Written problem -> All entries below are to be set down again, identical to the source.

# Record list start

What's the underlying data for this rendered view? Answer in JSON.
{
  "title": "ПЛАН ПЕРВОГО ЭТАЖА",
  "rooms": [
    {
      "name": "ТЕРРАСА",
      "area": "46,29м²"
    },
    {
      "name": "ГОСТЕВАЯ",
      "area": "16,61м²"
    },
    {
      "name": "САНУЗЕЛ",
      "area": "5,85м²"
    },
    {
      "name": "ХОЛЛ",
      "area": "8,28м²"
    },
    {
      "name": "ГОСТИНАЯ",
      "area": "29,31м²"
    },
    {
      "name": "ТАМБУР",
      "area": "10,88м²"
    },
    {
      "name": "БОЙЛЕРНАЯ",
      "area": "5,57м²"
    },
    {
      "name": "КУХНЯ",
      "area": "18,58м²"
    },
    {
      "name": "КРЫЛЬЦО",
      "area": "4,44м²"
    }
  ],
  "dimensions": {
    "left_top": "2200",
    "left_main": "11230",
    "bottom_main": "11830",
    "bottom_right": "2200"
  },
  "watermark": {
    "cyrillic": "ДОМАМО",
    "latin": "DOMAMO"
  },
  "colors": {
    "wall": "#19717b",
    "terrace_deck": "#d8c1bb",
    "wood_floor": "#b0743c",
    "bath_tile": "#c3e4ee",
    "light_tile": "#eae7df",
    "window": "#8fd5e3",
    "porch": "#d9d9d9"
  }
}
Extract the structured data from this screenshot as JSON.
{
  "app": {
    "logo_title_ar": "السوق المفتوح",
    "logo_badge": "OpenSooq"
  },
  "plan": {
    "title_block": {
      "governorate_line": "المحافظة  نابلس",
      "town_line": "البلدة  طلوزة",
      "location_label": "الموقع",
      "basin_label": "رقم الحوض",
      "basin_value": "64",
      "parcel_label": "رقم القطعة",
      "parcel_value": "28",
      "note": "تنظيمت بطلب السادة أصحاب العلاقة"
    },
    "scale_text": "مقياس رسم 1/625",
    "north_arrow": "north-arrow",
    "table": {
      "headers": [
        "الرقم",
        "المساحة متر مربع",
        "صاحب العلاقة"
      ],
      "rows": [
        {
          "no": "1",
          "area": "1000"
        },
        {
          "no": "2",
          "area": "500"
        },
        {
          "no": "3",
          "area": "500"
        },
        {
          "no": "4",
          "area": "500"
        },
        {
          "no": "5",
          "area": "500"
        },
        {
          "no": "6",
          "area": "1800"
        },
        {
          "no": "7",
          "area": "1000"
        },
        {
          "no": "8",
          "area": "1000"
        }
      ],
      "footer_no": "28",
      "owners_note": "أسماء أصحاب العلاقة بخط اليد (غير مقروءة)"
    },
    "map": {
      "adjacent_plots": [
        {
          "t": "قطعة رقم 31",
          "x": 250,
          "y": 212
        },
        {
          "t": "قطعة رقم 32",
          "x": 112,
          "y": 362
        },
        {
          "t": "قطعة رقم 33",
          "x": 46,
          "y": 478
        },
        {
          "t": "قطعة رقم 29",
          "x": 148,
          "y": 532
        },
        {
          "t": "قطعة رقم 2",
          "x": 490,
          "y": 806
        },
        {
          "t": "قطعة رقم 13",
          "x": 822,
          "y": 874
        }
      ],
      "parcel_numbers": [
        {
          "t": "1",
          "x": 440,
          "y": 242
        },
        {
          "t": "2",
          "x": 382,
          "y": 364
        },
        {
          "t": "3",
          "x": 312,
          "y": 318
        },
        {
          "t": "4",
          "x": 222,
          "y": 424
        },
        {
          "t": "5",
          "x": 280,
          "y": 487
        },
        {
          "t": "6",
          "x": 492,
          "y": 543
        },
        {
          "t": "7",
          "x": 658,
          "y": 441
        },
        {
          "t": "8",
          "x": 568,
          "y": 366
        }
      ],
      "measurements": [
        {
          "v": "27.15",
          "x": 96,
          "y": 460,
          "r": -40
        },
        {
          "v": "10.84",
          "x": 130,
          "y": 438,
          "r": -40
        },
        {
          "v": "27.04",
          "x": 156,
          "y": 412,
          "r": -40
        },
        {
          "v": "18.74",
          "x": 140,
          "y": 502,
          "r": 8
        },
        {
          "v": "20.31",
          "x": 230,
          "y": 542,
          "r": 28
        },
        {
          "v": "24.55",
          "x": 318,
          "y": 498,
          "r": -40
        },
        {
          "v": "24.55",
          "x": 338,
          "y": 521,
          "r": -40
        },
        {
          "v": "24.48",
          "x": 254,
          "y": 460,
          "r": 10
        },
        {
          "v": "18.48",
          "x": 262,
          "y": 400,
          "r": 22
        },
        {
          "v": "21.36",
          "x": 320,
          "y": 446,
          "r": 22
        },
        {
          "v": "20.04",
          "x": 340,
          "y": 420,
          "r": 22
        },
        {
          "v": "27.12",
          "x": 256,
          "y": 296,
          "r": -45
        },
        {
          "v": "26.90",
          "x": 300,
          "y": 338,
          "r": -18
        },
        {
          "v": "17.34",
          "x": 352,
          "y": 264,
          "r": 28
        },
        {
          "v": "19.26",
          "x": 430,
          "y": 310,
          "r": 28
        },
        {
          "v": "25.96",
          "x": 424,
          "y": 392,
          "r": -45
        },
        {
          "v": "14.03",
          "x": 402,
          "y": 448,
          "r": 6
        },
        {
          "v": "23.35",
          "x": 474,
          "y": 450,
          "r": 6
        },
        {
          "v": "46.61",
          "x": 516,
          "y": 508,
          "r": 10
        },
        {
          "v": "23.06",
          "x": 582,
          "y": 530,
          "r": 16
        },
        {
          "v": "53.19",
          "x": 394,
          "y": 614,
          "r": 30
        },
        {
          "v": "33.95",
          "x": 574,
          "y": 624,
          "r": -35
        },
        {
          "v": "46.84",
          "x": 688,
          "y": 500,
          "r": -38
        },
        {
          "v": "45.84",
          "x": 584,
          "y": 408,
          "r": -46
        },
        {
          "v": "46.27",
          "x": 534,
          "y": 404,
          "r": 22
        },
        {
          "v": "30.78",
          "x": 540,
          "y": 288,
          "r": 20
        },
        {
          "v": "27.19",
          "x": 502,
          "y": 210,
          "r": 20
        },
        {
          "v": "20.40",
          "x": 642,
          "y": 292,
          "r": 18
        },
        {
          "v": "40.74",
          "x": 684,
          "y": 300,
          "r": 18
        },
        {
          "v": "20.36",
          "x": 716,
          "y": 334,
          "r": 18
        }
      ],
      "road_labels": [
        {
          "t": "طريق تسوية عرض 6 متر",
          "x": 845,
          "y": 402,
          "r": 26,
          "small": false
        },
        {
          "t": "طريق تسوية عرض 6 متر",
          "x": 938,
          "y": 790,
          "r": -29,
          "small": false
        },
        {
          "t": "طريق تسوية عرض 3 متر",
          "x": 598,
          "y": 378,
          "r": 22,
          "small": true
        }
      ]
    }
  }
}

# Record list end

Task response ->
What's the underlying data for this rendered view? Answer in JSON.
{
  "title": "ПЛАН ПЕРВОГО ЭТАЖА",
  "rooms": [
    {
      "name": "ТЕРРАСА",
      "area": "46,29м²"
    },
    {
      "name": "ГОСТЕВАЯ",
      "area": "16,61м²"
    },
    {
      "name": "САНУЗЕЛ",
      "area": "5,85м²"
    },
    {
      "name": "ХОЛЛ",
      "area": "8,28м²"
    },
    {
      "name": "ГОСТИНАЯ",
      "area": "29,31м²"
    },
    {
      "name": "ТАМБУР",
      "area": "10,88м²"
    },
    {
      "name": "БОЙЛЕРНАЯ",
      "area": "5,57м²"
    },
    {
      "name": "КУХНЯ",
      "area": "18,58м²"
    },
    {
      "name": "КРЫЛЬЦО",
      "area": "4,44м²"
    }
  ],
  "dimensions": {
    "left_top": "2200",
    "left_main": "11230",
    "bottom_main": "11830",
    "bottom_right": "2200"
  },
  "watermark": {
    "cyrillic": "ДОМАМО",
    "latin": "DOMAMO"
  },
  "colors": {
    "wall": "#19717b",
    "terrace_deck": "#d8c1bb",
    "wood_floor": "#b0743c",
    "bath_tile": "#c3e4ee",
    "light_tile": "#eae7df",
    "window": "#8fd5e3",
    "porch": "#d9d9d9"
  }
}
Extract the structured data from this screenshot as JSON.
{
  "app": {
    "logo_title_ar": "السوق المفتوح",
    "logo_badge": "OpenSooq"
  },
  "plan": {
    "title_block": {
      "governorate_line": "المحافظة  نابلس",
      "town_line": "البلدة  طلوزة",
      "location_label": "الموقع",
      "basin_label": "رقم الحوض",
      "basin_value": "64",
      "parcel_label": "رقم القطعة",
      "parcel_value": "28",
      "note": "تنظيمت بطلب السادة أصحاب العلاقة"
    },
    "scale_text": "مقياس رسم 1/625",
    "north_arrow": "north-arrow",
    "table": {
      "headers": [
        "الرقم",
        "المساحة متر مربع",
        "صاحب العلاقة"
      ],
      "rows": [
        {
          "no": "1",
          "area": "1000"
        },
        {
          "no": "2",
          "area": "500"
        },
        {
          "no": "3",
          "area": "500"
        },
        {
          "no": "4",
          "area": "500"
        },
        {
          "no": "5",
          "area": "500"
        },
        {
          "no": "6",
          "area": "1800"
        },
        {
          "no": "7",
          "area": "1000"
        },
        {
          "no": "8",
          "area": "1000"
        }
      ],
      "footer_no": "28",
      "owners_note": "أسماء أصحاب العلاقة بخط اليد (غير مقروءة)"
    },
    "map": {
      "adjacent_plots": [
        {
          "t": "قطعة رقم 31",
          "x": 250,
          "y": 212
        },
        {
          "t": "قطعة رقم 32",
          "x": 112,
          "y": 362
        },
        {
          "t": "قطعة رقم 33",
          "x": 46,
          "y": 478
        },
        {
          "t": "قطعة رقم 29",
          "x": 148,
          "y": 532
        },
        {
          "t": "قطعة رقم 2",
          "x": 490,
          "y": 806
        },
        {
          "t": "قطعة رقم 13",
          "x": 822,
          "y": 874
        }
      ],
      "parcel_numbers": [
        {
          "t": "1",
          "x": 440,
          "y": 242
        },
        {
          "t": "2",
          "x": 382,
          "y": 364
        },
        {
          "t": "3",
          "x": 312,
          "y": 318
        },
        {
          "t": "4",
          "x": 222,
          "y": 424
        },
        {
          "t": "5",
          "x": 280,
          "y": 487
        },
        {
          "t": "6",
          "x": 492,
          "y": 543
        },
        {
          "t": "7",
          "x": 658,
          "y": 441
        },
        {
          "t": "8",
          "x": 568,
          "y": 366
        }
      ],
      "measurements": [
        {
          "v": "27.15",
          "x": 96,
          "y": 460,
          "r": -40
        },
        {
          "v": "10.84",
          "x": 130,
          "y": 438,
          "r": -40
        },
        {
          "v": "27.04",
          "x": 156,
          "y": 412,
          "r": -40
        },
        {
          "v": "18.74",
          "x": 140,
          "y": 502,
          "r": 8
        },
        {
          "v": "20.31",
          "x": 230,
          "y": 542,
          "r": 28
        },
        {
          "v": "24.55",
          "x": 318,
          "y": 498,
          "r": -40
        },
        {
          "v": "24.55",
          "x": 338,
          "y": 521,
          "r": -40
        },
        {
          "v": "24.48",
          "x": 254,
          "y": 460,
          "r": 10
        },
        {
          "v": "18.48",
          "x": 262,
          "y": 400,
          "r": 22
        },
        {
          "v": "21.36",
          "x": 320,
          "y": 446,
          "r": 22
        },
        {
          "v": "20.04",
          "x": 340,
          "y": 420,
          "r": 22
        },
        {
          "v": "27.12",
          "x": 256,
          "y": 296,
          "r": -45
        },
        {
          "v": "26.90",
          "x": 300,
          "y": 338,
          "r": -18
        },
        {
          "v": "17.34",
          "x": 352,
          "y": 264,
          "r": 28
        },
        {
          "v": "19.26",
          "x": 430,
          "y": 310,
          "r": 28
        },
        {
          "v": "25.96",
          "x": 424,
          "y": 392,
          "r": -45
        },
        {
          "v": "14.03",
          "x": 402,
          "y": 448,
          "r": 6
        },
        {
          "v": "23.35",
          "x": 474,
          "y": 450,
          "r": 6
        },
        {
          "v": "46.61",
          "x": 516,
          "y": 508,
          "r": 10
        },
        {
          "v": "23.06",
          "x": 582,
          "y": 530,
          "r": 16
        },
        {
          "v": "53.19",
          "x": 394,
          "y": 614,
          "r": 30
        },
        {
          "v": "33.95",
          "x": 574,
          "y": 624,
          "r": -35
        },
        {
          "v": "46.84",
          "x": 688,
          "y": 500,
          "r": -38
        },
        {
          "v": "45.84",
          "x": 584,
          "y": 408,
          "r": -46
        },
        {
          "v": "46.27",
          "x": 534,
          "y": 404,
          "r": 22
        },
        {
          "v": "30.78",
          "x": 540,
          "y": 288,
          "r": 20
        },
        {
          "v": "27.19",
          "x": 502,
          "y": 210,
          "r": 20
        },
        {
          "v": "20.40",
          "x": 642,
          "y": 292,
          "r": 18
        },
        {
          "v": "40.74",
          "x": 684,
          "y": 300,
          "r": 18
        },
        {
          "v": "20.36",
          "x": 716,
          "y": 334,
          "r": 18
        }
      ],
      "road_labels": [
        {
          "t": "طريق تسوية عرض 6 متر",
          "x": 845,
          "y": 402,
          "r": 26,
          "small": false
        },
        {
          "t": "طريق تسوية عرض 6 متر",
          "x": 938,
          "y": 790,
          "r": -29,
          "small": false
        },
        {
          "t": "طريق تسوية عرض 3 متر",
          "x": 598,
          "y": 378,
          "r": 22,
          "small": true
        }
      ]
    }
  }
}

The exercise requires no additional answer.